● Task statement
Write out all lines holding the word "this".

[Data records]
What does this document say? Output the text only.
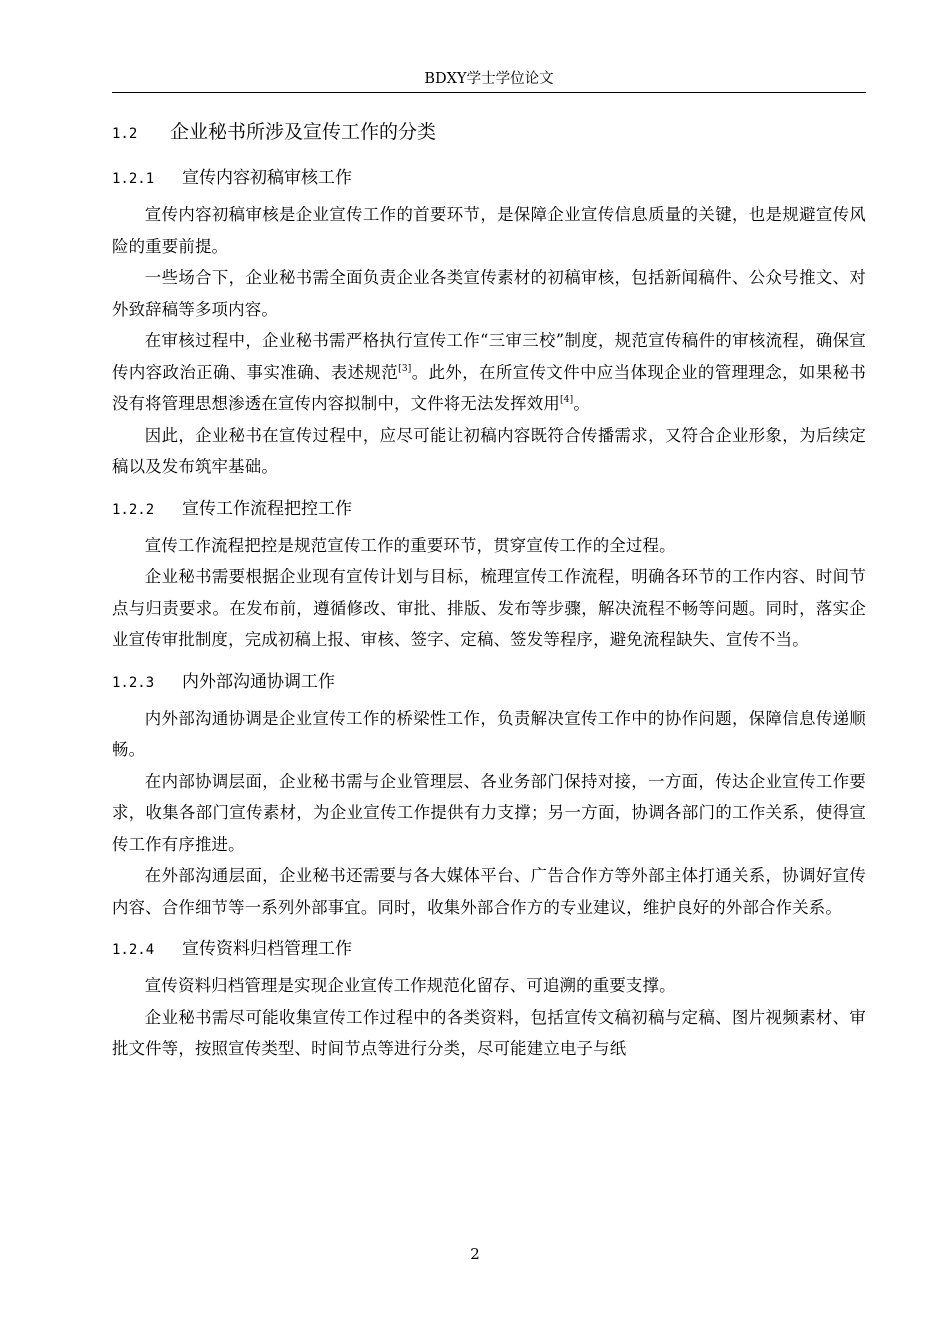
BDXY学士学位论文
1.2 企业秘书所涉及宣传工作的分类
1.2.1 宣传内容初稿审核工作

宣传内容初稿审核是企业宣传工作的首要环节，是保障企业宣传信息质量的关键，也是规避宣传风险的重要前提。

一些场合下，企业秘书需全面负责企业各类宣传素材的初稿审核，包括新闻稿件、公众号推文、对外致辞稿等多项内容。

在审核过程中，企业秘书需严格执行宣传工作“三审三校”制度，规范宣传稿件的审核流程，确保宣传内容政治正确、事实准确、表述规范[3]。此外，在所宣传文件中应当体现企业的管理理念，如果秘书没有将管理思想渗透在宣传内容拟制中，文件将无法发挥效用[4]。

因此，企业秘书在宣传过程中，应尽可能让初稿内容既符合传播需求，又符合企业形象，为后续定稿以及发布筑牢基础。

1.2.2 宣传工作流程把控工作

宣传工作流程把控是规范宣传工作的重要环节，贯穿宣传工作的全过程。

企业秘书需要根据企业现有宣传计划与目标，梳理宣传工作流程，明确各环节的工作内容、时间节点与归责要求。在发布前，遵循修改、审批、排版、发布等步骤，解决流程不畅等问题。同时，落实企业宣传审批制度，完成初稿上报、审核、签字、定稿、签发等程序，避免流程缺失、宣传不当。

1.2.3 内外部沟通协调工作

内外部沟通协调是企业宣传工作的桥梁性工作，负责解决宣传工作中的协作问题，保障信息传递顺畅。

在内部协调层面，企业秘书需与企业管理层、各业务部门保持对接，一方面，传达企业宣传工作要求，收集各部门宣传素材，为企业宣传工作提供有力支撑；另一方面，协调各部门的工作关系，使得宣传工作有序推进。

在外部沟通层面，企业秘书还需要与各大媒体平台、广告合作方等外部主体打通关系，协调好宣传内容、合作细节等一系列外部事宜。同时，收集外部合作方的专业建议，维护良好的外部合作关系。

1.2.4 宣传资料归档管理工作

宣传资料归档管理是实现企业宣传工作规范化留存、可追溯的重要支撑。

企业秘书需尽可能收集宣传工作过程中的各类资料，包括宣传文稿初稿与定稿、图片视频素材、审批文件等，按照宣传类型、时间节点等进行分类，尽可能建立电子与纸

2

==

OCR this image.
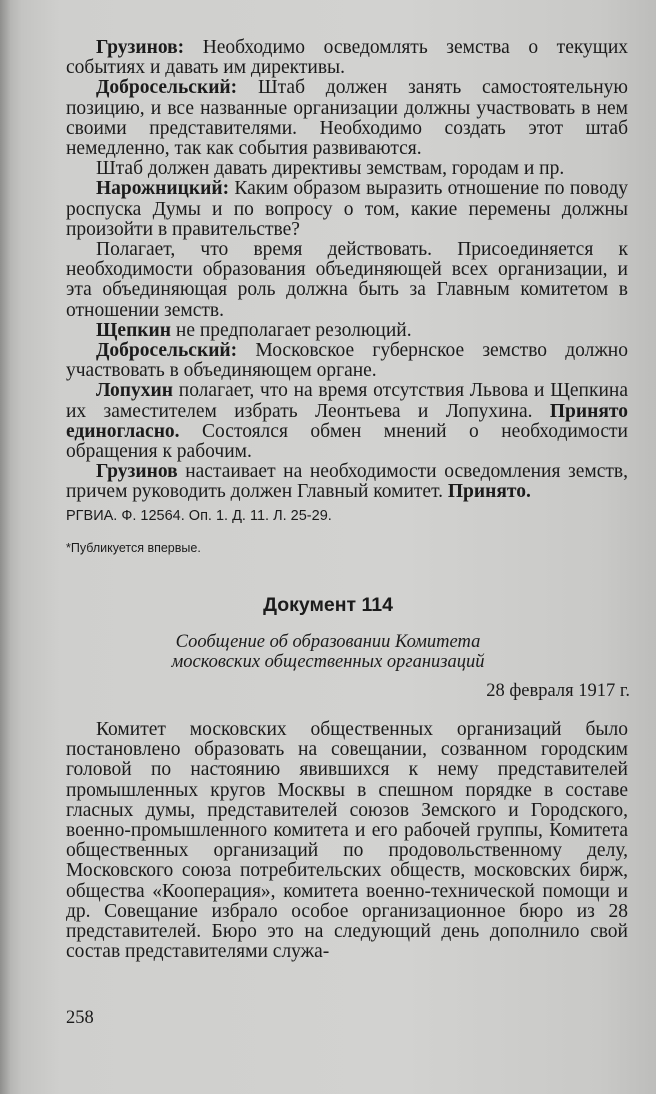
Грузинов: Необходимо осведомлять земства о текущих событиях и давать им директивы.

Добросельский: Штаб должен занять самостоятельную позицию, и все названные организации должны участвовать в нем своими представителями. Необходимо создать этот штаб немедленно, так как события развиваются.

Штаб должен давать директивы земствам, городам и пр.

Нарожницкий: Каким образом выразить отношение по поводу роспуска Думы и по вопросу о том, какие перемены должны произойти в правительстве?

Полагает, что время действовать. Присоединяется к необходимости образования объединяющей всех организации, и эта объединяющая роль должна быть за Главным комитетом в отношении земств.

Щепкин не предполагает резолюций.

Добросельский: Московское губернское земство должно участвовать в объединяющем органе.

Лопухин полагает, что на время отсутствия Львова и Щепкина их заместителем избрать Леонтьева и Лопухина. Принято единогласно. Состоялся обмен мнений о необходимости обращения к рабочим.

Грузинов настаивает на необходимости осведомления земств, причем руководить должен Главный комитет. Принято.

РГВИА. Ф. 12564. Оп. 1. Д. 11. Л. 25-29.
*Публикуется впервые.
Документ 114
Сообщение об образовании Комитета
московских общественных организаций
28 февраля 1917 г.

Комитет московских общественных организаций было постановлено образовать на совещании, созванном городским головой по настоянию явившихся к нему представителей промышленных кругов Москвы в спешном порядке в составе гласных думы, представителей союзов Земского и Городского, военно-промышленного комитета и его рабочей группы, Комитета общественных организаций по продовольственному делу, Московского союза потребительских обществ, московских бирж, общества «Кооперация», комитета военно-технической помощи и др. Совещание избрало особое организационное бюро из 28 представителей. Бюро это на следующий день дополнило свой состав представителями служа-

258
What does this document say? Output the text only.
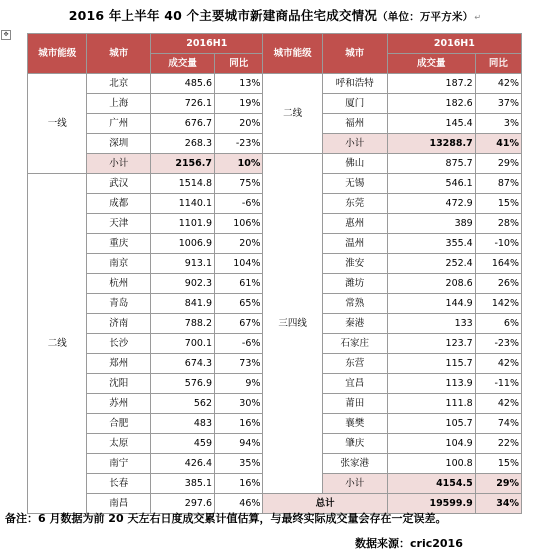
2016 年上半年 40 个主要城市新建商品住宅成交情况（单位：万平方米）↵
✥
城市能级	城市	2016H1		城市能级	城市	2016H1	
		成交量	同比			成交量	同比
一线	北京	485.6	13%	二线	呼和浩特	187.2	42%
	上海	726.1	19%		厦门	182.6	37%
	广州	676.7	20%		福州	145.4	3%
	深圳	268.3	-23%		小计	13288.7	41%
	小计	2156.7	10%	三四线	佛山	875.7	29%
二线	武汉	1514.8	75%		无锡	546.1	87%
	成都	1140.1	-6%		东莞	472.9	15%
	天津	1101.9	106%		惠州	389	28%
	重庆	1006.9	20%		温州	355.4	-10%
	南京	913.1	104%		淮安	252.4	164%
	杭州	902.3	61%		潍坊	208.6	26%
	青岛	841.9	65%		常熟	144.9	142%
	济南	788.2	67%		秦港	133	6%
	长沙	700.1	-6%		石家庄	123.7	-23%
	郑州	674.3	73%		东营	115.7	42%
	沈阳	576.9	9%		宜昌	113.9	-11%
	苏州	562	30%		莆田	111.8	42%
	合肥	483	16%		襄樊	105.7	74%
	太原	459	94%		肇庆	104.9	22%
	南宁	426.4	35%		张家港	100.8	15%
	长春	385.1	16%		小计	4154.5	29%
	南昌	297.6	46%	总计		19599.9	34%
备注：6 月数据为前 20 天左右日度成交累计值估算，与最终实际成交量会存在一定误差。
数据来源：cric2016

--

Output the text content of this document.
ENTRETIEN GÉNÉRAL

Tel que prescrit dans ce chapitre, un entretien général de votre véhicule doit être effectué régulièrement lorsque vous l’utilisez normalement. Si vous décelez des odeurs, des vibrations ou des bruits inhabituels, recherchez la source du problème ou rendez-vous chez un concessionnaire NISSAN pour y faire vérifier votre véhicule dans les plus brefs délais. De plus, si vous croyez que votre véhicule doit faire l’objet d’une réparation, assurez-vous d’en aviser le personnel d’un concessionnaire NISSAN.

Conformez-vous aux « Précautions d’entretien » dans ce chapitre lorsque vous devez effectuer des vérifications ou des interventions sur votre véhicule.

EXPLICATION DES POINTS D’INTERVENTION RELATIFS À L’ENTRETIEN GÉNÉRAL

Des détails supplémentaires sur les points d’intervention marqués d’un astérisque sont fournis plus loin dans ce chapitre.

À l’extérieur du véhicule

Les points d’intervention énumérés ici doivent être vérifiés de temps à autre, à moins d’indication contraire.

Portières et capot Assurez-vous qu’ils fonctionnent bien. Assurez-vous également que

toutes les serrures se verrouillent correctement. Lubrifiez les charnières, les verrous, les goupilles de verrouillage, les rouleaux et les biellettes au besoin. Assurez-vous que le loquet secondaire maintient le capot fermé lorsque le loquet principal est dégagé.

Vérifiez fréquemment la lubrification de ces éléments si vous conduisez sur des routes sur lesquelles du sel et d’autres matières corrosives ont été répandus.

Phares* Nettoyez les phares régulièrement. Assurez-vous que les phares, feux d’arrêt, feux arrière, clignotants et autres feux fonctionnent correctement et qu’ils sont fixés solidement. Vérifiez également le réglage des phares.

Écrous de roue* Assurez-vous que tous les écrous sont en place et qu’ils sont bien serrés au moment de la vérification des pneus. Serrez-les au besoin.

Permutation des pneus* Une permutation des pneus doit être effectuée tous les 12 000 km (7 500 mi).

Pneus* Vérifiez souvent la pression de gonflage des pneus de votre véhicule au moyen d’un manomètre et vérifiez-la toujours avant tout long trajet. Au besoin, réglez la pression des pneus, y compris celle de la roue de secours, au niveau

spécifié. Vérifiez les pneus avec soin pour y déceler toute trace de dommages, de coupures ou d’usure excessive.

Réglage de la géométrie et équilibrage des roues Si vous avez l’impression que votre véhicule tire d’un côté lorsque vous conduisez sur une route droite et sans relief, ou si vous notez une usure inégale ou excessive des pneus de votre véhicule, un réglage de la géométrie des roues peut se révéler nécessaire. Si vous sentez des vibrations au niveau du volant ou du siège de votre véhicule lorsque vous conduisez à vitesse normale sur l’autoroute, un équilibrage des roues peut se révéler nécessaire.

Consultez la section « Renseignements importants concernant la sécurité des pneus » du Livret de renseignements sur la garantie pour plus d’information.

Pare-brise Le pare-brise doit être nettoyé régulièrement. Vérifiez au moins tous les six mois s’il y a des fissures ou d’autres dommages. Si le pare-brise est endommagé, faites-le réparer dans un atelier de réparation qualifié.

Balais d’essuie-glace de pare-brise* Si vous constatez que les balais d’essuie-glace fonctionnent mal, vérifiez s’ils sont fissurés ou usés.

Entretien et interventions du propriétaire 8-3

● Correct result
What does this document say? Output the text only.
OCR this image.
What does this document say? Output the text only.
Output the text content of this document.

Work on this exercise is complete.